• [What is needed]
Could every line of the data be printed exactly as it reads?

(Figure contents as structured data)
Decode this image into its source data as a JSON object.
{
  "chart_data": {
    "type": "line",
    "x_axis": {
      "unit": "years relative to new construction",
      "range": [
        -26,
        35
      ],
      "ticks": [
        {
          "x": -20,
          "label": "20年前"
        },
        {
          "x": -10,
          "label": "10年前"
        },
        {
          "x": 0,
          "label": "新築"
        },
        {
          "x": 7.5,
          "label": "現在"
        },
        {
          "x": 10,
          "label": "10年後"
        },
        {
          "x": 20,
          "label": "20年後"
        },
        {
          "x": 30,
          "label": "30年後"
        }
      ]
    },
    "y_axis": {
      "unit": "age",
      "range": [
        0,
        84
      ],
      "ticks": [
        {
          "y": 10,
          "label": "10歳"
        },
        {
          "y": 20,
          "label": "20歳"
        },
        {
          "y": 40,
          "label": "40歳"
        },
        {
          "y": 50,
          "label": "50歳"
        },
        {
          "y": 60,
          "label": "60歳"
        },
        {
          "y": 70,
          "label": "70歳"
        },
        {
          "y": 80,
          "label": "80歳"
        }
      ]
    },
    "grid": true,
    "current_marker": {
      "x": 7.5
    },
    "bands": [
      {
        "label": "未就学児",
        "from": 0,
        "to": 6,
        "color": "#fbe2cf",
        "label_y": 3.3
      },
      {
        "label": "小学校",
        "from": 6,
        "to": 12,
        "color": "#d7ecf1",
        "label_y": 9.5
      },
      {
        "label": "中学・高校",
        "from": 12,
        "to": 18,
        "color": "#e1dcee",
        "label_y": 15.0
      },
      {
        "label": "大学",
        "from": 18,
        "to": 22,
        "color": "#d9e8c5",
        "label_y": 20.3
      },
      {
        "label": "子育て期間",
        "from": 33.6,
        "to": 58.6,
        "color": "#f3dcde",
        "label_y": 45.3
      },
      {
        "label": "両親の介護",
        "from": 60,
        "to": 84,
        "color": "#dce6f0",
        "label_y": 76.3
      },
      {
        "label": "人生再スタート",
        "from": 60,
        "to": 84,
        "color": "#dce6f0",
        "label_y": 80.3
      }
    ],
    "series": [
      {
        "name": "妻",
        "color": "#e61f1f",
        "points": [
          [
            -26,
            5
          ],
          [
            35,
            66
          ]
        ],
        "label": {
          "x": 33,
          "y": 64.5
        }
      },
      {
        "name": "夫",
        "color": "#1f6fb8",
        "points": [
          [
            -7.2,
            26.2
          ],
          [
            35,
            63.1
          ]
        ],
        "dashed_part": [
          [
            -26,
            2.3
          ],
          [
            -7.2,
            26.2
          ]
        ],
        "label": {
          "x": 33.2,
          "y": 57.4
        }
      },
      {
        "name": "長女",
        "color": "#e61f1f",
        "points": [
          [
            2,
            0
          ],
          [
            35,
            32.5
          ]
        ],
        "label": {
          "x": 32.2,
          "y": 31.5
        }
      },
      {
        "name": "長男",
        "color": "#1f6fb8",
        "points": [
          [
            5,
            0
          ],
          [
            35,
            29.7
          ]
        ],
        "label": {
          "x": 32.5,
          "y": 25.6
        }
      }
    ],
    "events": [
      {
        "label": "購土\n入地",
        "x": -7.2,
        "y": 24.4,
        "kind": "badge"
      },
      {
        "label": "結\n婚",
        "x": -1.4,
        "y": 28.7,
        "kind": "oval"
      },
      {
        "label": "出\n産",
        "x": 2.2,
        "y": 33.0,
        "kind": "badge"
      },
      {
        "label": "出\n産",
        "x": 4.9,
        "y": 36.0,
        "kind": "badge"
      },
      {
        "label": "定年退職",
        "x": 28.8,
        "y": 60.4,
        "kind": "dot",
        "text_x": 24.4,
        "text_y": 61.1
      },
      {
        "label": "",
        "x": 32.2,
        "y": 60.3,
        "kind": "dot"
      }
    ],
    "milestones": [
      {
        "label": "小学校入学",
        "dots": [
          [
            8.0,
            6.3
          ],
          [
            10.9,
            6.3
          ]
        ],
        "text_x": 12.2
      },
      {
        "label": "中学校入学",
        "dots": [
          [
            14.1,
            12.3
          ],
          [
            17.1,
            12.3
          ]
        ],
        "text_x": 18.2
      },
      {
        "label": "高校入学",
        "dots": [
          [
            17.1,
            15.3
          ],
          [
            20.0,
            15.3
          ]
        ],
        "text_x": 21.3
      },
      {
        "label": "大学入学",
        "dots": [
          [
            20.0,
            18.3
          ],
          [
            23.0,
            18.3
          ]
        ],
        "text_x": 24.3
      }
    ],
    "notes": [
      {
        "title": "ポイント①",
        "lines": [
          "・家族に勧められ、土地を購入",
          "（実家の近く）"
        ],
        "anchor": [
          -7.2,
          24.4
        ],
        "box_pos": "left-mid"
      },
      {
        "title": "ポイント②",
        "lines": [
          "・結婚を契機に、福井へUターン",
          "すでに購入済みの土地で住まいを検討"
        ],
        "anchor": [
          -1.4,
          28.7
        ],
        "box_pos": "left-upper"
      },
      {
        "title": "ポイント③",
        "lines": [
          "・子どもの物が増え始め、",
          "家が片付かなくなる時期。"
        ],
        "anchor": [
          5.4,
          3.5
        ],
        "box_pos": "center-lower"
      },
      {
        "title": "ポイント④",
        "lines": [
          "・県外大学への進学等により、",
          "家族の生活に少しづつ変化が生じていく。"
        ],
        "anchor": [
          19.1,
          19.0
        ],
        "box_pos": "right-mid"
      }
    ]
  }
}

• [Right answer]
Decode this image into its source data as a JSON object.
{
  "chart_data": {
    "type": "line",
    "x_axis": {
      "unit": "years relative to new construction",
      "range": [
        -26,
        35
      ],
      "ticks": [
        {
          "x": -20,
          "label": "20年前"
        },
        {
          "x": -10,
          "label": "10年前"
        },
        {
          "x": 0,
          "label": "新築"
        },
        {
          "x": 7.5,
          "label": "現在"
        },
        {
          "x": 10,
          "label": "10年後"
        },
        {
          "x": 20,
          "label": "20年後"
        },
        {
          "x": 30,
          "label": "30年後"
        }
      ]
    },
    "y_axis": {
      "unit": "age",
      "range": [
        0,
        84
      ],
      "ticks": [
        {
          "y": 10,
          "label": "10歳"
        },
        {
          "y": 20,
          "label": "20歳"
        },
        {
          "y": 40,
          "label": "40歳"
        },
        {
          "y": 50,
          "label": "50歳"
        },
        {
          "y": 60,
          "label": "60歳"
        },
        {
          "y": 70,
          "label": "70歳"
        },
        {
          "y": 80,
          "label": "80歳"
        }
      ]
    },
    "grid": true,
    "current_marker": {
      "x": 7.5
    },
    "bands": [
      {
        "label": "未就学児",
        "from": 0,
        "to": 6,
        "color": "#fbe2cf",
        "label_y": 3.3
      },
      {
        "label": "小学校",
        "from": 6,
        "to": 12,
        "color": "#d7ecf1",
        "label_y": 9.5
      },
      {
        "label": "中学・高校",
        "from": 12,
        "to": 18,
        "color": "#e1dcee",
        "label_y": 15.0
      },
      {
        "label": "大学",
        "from": 18,
        "to": 22,
        "color": "#d9e8c5",
        "label_y": 20.3
      },
      {
        "label": "子育て期間",
        "from": 33.6,
        "to": 58.6,
        "color": "#f3dcde",
        "label_y": 45.3
      },
      {
        "label": "両親の介護",
        "from": 60,
        "to": 84,
        "color": "#dce6f0",
        "label_y": 76.3
      },
      {
        "label": "人生再スタート",
        "from": 60,
        "to": 84,
        "color": "#dce6f0",
        "label_y": 80.3
      }
    ],
    "series": [
      {
        "name": "妻",
        "color": "#e61f1f",
        "points": [
          [
            -26,
            5
          ],
          [
            35,
            66
          ]
        ],
        "label": {
          "x": 33,
          "y": 64.5
        }
      },
      {
        "name": "夫",
        "color": "#1f6fb8",
        "points": [
          [
            -7.2,
            26.2
          ],
          [
            35,
            63.1
          ]
        ],
        "dashed_part": [
          [
            -26,
            2.3
          ],
          [
            -7.2,
            26.2
          ]
        ],
        "label": {
          "x": 33.2,
          "y": 57.4
        }
      },
      {
        "name": "長女",
        "color": "#e61f1f",
        "points": [
          [
            2,
            0
          ],
          [
            35,
            32.5
          ]
        ],
        "label": {
          "x": 32.2,
          "y": 31.5
        }
      },
      {
        "name": "長男",
        "color": "#1f6fb8",
        "points": [
          [
            5,
            0
          ],
          [
            35,
            29.7
          ]
        ],
        "label": {
          "x": 32.5,
          "y": 25.6
        }
      }
    ],
    "events": [
      {
        "label": "購土\n入地",
        "x": -7.2,
        "y": 24.4,
        "kind": "badge"
      },
      {
        "label": "結\n婚",
        "x": -1.4,
        "y": 28.7,
        "kind": "oval"
      },
      {
        "label": "出\n産",
        "x": 2.2,
        "y": 33.0,
        "kind": "badge"
      },
      {
        "label": "出\n産",
        "x": 4.9,
        "y": 36.0,
        "kind": "badge"
      },
      {
        "label": "定年退職",
        "x": 28.8,
        "y": 60.4,
        "kind": "dot",
        "text_x": 24.4,
        "text_y": 61.1
      },
      {
        "label": "",
        "x": 32.2,
        "y": 60.3,
        "kind": "dot"
      }
    ],
    "milestones": [
      {
        "label": "小学校入学",
        "dots": [
          [
            8.0,
            6.3
          ],
          [
            10.9,
            6.3
          ]
        ],
        "text_x": 12.2
      },
      {
        "label": "中学校入学",
        "dots": [
          [
            14.1,
            12.3
          ],
          [
            17.1,
            12.3
          ]
        ],
        "text_x": 18.2
      },
      {
        "label": "高校入学",
        "dots": [
          [
            17.1,
            15.3
          ],
          [
            20.0,
            15.3
          ]
        ],
        "text_x": 21.3
      },
      {
        "label": "大学入学",
        "dots": [
          [
            20.0,
            18.3
          ],
          [
            23.0,
            18.3
          ]
        ],
        "text_x": 24.3
      }
    ],
    "notes": [
      {
        "title": "ポイント①",
        "lines": [
          "・家族に勧められ、土地を購入",
          "（実家の近く）"
        ],
        "anchor": [
          -7.2,
          24.4
        ],
        "box_pos": "left-mid"
      },
      {
        "title": "ポイント②",
        "lines": [
          "・結婚を契機に、福井へUターン",
          "すでに購入済みの土地で住まいを検討"
        ],
        "anchor": [
          -1.4,
          28.7
        ],
        "box_pos": "left-upper"
      },
      {
        "title": "ポイント③",
        "lines": [
          "・子どもの物が増え始め、",
          "家が片付かなくなる時期。"
        ],
        "anchor": [
          5.4,
          3.5
        ],
        "box_pos": "center-lower"
      },
      {
        "title": "ポイント④",
        "lines": [
          "・県外大学への進学等により、",
          "家族の生活に少しづつ変化が生じていく。"
        ],
        "anchor": [
          19.1,
          19.0
        ],
        "box_pos": "right-mid"
      }
    ]
  }
}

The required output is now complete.